» Requirements
Entries follow. Set all of them down as they stand.

» Data provided
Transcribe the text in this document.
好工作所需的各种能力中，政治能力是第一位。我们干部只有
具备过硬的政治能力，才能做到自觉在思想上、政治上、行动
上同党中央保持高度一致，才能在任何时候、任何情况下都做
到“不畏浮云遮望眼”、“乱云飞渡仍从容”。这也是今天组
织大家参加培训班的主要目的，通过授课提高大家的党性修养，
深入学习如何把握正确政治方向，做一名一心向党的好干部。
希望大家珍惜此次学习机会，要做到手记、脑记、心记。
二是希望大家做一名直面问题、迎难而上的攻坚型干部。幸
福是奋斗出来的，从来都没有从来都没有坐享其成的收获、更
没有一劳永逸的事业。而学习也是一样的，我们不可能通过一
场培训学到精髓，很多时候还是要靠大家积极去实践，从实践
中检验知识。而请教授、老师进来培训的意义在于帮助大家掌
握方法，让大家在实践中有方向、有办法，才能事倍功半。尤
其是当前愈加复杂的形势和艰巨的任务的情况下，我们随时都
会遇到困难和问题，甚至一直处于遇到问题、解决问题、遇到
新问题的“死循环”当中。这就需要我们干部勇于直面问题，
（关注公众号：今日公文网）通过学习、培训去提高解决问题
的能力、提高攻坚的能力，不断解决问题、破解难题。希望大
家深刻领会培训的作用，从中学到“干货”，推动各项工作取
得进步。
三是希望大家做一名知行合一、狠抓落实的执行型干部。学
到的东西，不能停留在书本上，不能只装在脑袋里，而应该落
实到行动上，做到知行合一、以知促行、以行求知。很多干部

» Response
Transcribe the text in this document.
好工作所需的各种能力中，政治能力是第一位。我们干部只有
具备过硬的政治能力，才能做到自觉在思想上、政治上、行动
上同党中央保持高度一致，才能在任何时候、任何情况下都做
到“不畏浮云遮望眼”、“乱云飞渡仍从容”。这也是今天组
织大家参加培训班的主要目的，通过授课提高大家的党性修养，
深入学习如何把握正确政治方向，做一名一心向党的好干部。
希望大家珍惜此次学习机会，要做到手记、脑记、心记。
二是希望大家做一名直面问题、迎难而上的攻坚型干部。幸
福是奋斗出来的，从来都没有从来都没有坐享其成的收获、更
没有一劳永逸的事业。而学习也是一样的，我们不可能通过一
场培训学到精髓，很多时候还是要靠大家积极去实践，从实践
中检验知识。而请教授、老师进来培训的意义在于帮助大家掌
握方法，让大家在实践中有方向、有办法，才能事倍功半。尤
其是当前愈加复杂的形势和艰巨的任务的情况下，我们随时都
会遇到困难和问题，甚至一直处于遇到问题、解决问题、遇到
新问题的“死循环”当中。这就需要我们干部勇于直面问题，
（关注公众号：今日公文网）通过学习、培训去提高解决问题
的能力、提高攻坚的能力，不断解决问题、破解难题。希望大
家深刻领会培训的作用，从中学到“干货”，推动各项工作取
得进步。
三是希望大家做一名知行合一、狠抓落实的执行型干部。学
到的东西，不能停留在书本上，不能只装在脑袋里，而应该落
实到行动上，做到知行合一、以知促行、以行求知。很多干部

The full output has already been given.